SET PROBLEM
Every line below is to be copied exactly, with the pictures left out.

EXERCISE MATERIALS

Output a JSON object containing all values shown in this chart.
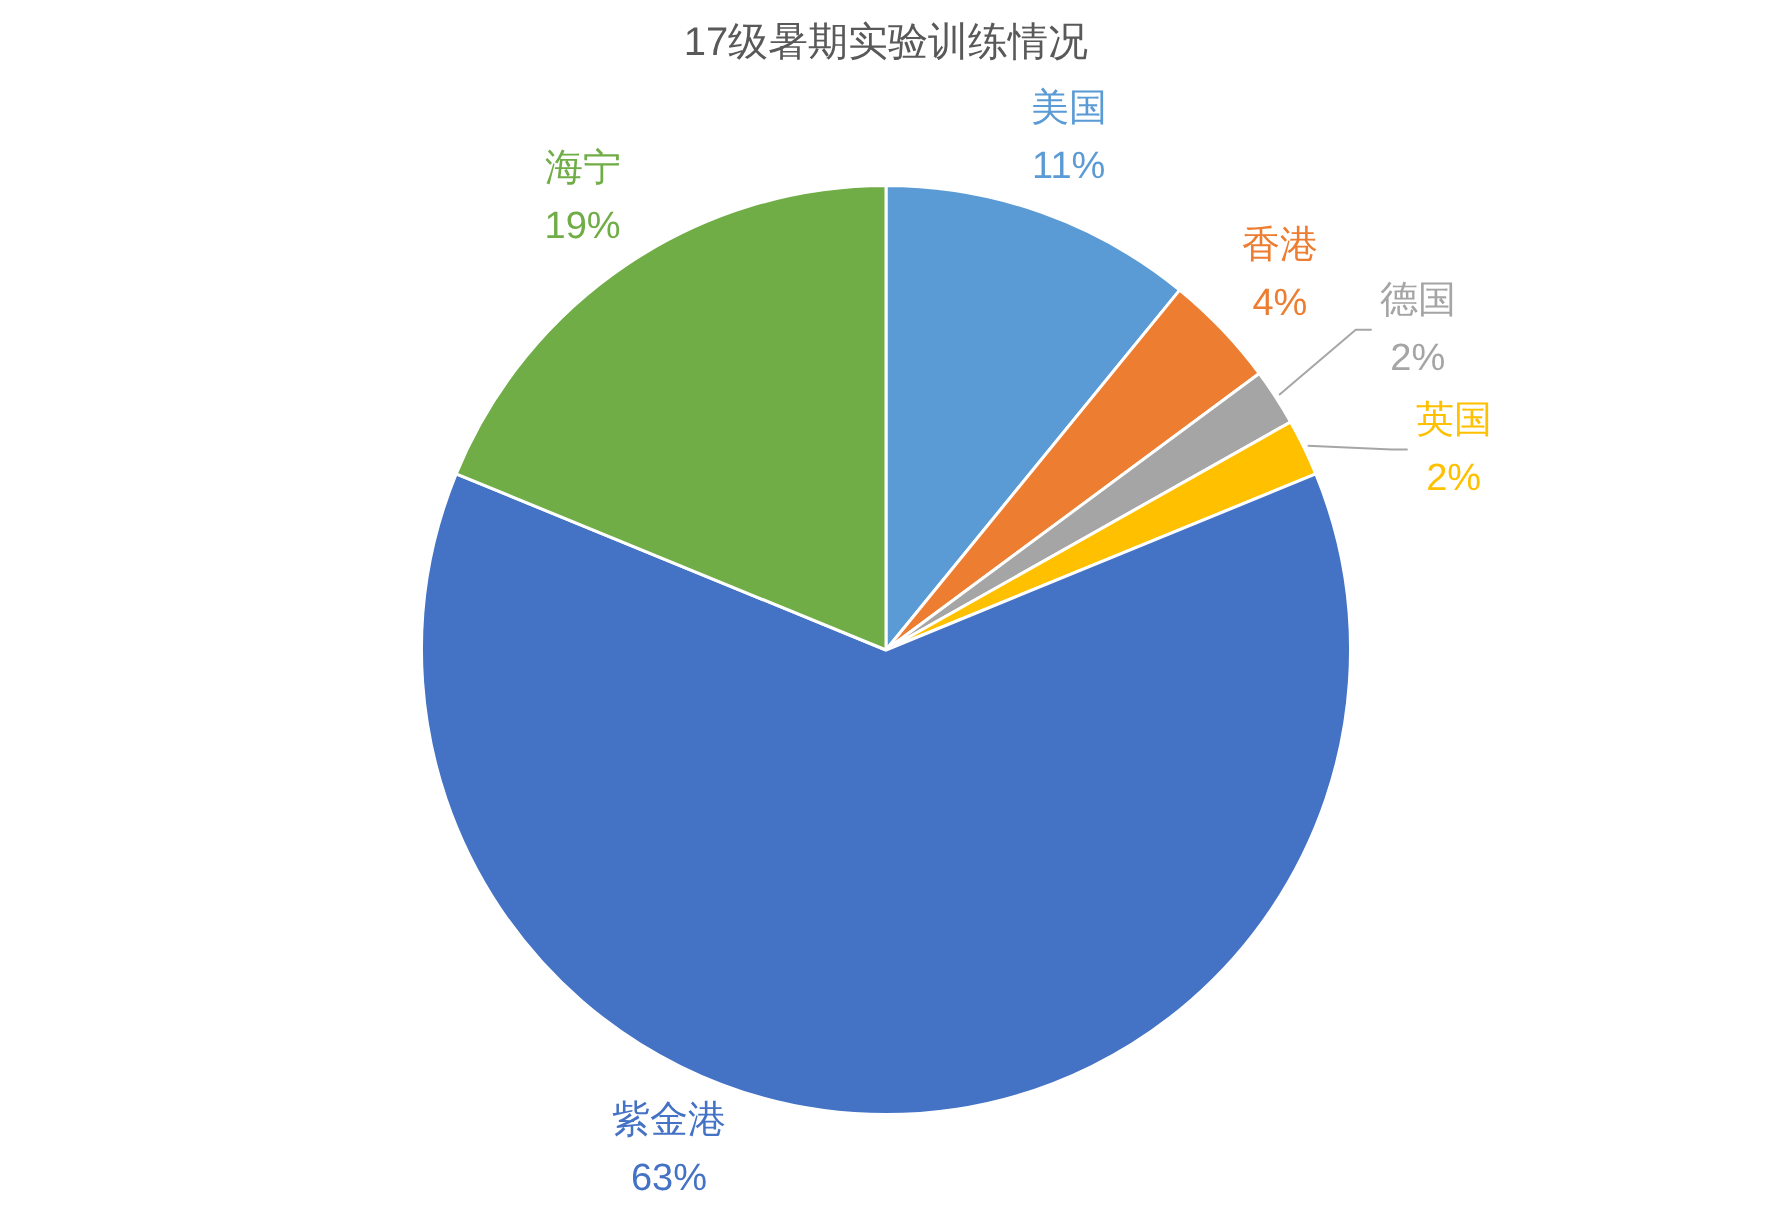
{
  "chart_data": {
    "type": "pie",
    "title": "17级暑期实验训练情况",
    "categories": [
      "美国",
      "香港",
      "德国",
      "英国",
      "紫金港",
      "海宁"
    ],
    "values": [
      11,
      4,
      2,
      2,
      63,
      19
    ],
    "colors": [
      "#5b9bd5",
      "#ed7d31",
      "#a5a5a5",
      "#ffc000",
      "#4472c4",
      "#70ad47"
    ],
    "value_labels": [
      "11%",
      "4%",
      "2%",
      "2%",
      "63%",
      "19%"
    ]
  }
}
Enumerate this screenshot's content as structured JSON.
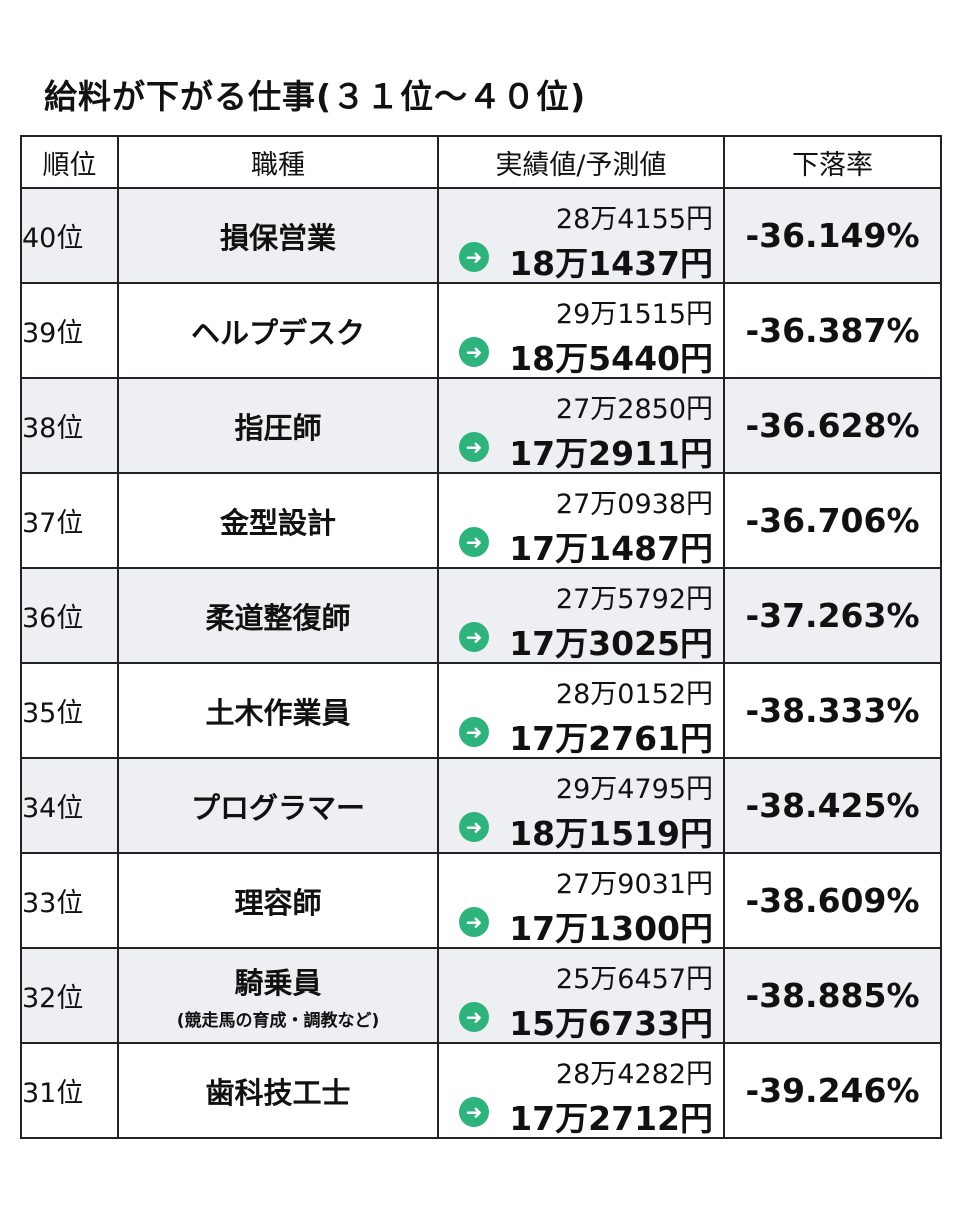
{
  "title": "給料が下がる仕事(３１位～４０位)",
  "colors": {
    "arrow": "#2fb37c",
    "shaded_row": "#eeeff3",
    "border": "#222222"
  },
  "table": {
    "headers": [
      "順位",
      "職種",
      "実績値/予測値",
      "下落率"
    ],
    "rows": [
      {
        "rank": "40位",
        "job": "損保営業",
        "job_sub": "",
        "actual": "28万4155円",
        "predicted": "18万1437円",
        "rate": "-36.149%"
      },
      {
        "rank": "39位",
        "job": "ヘルプデスク",
        "job_sub": "",
        "actual": "29万1515円",
        "predicted": "18万5440円",
        "rate": "-36.387%"
      },
      {
        "rank": "38位",
        "job": "指圧師",
        "job_sub": "",
        "actual": "27万2850円",
        "predicted": "17万2911円",
        "rate": "-36.628%"
      },
      {
        "rank": "37位",
        "job": "金型設計",
        "job_sub": "",
        "actual": "27万0938円",
        "predicted": "17万1487円",
        "rate": "-36.706%"
      },
      {
        "rank": "36位",
        "job": "柔道整復師",
        "job_sub": "",
        "actual": "27万5792円",
        "predicted": "17万3025円",
        "rate": "-37.263%"
      },
      {
        "rank": "35位",
        "job": "土木作業員",
        "job_sub": "",
        "actual": "28万0152円",
        "predicted": "17万2761円",
        "rate": "-38.333%"
      },
      {
        "rank": "34位",
        "job": "プログラマー",
        "job_sub": "",
        "actual": "29万4795円",
        "predicted": "18万1519円",
        "rate": "-38.425%"
      },
      {
        "rank": "33位",
        "job": "理容師",
        "job_sub": "",
        "actual": "27万9031円",
        "predicted": "17万1300円",
        "rate": "-38.609%"
      },
      {
        "rank": "32位",
        "job": "騎乗員",
        "job_sub": "(競走馬の育成・調教など)",
        "actual": "25万6457円",
        "predicted": "15万6733円",
        "rate": "-38.885%"
      },
      {
        "rank": "31位",
        "job": "歯科技工士",
        "job_sub": "",
        "actual": "28万4282円",
        "predicted": "17万2712円",
        "rate": "-39.246%"
      }
    ]
  }
}
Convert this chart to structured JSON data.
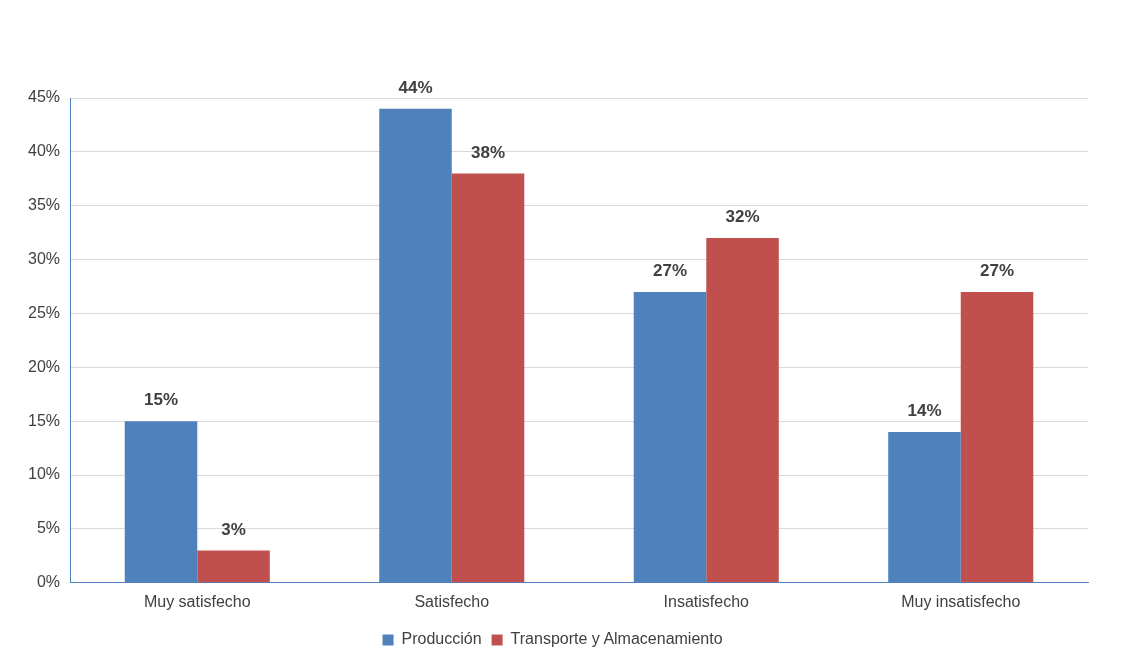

SOLUTION TO THE EXERCISE
Output a JSON object containing all values shown in this chart.
{
  "chart_data": {
    "type": "pie",
    "title": "17级暑期实验训练情况",
    "categories": [
      "美国",
      "香港",
      "德国",
      "英国",
      "紫金港",
      "海宁"
    ],
    "values": [
      11,
      4,
      2,
      2,
      63,
      19
    ],
    "colors": [
      "#5b9bd5",
      "#ed7d31",
      "#a5a5a5",
      "#ffc000",
      "#4472c4",
      "#70ad47"
    ],
    "value_labels": [
      "11%",
      "4%",
      "2%",
      "2%",
      "63%",
      "19%"
    ]
  }
}
Enumerate this screenshot's content as structured JSON.
{
  "title": "給料が下がる仕事(３１位～４０位)",
  "colors": {
    "arrow": "#2fb37c",
    "shaded_row": "#eeeff3",
    "border": "#222222"
  },
  "table": {
    "headers": [
      "順位",
      "職種",
      "実績値/予測値",
      "下落率"
    ],
    "rows": [
      {
        "rank": "40位",
        "job": "損保営業",
        "job_sub": "",
        "actual": "28万4155円",
        "predicted": "18万1437円",
        "rate": "-36.149%"
      },
      {
        "rank": "39位",
        "job": "ヘルプデスク",
        "job_sub": "",
        "actual": "29万1515円",
        "predicted": "18万5440円",
        "rate": "-36.387%"
      },
      {
        "rank": "38位",
        "job": "指圧師",
        "job_sub": "",
        "actual": "27万2850円",
        "predicted": "17万2911円",
        "rate": "-36.628%"
      },
      {
        "rank": "37位",
        "job": "金型設計",
        "job_sub": "",
        "actual": "27万0938円",
        "predicted": "17万1487円",
        "rate": "-36.706%"
      },
      {
        "rank": "36位",
        "job": "柔道整復師",
        "job_sub": "",
        "actual": "27万5792円",
        "predicted": "17万3025円",
        "rate": "-37.263%"
      },
      {
        "rank": "35位",
        "job": "土木作業員",
        "job_sub": "",
        "actual": "28万0152円",
        "predicted": "17万2761円",
        "rate": "-38.333%"
      },
      {
        "rank": "34位",
        "job": "プログラマー",
        "job_sub": "",
        "actual": "29万4795円",
        "predicted": "18万1519円",
        "rate": "-38.425%"
      },
      {
        "rank": "33位",
        "job": "理容師",
        "job_sub": "",
        "actual": "27万9031円",
        "predicted": "17万1300円",
        "rate": "-38.609%"
      },
      {
        "rank": "32位",
        "job": "騎乗員",
        "job_sub": "(競走馬の育成・調教など)",
        "actual": "25万6457円",
        "predicted": "15万6733円",
        "rate": "-38.885%"
      },
      {
        "rank": "31位",
        "job": "歯科技工士",
        "job_sub": "",
        "actual": "28万4282円",
        "predicted": "17万2712円",
        "rate": "-39.246%"
      }
    ]
  }
}
Convert this chart to structured JSON data.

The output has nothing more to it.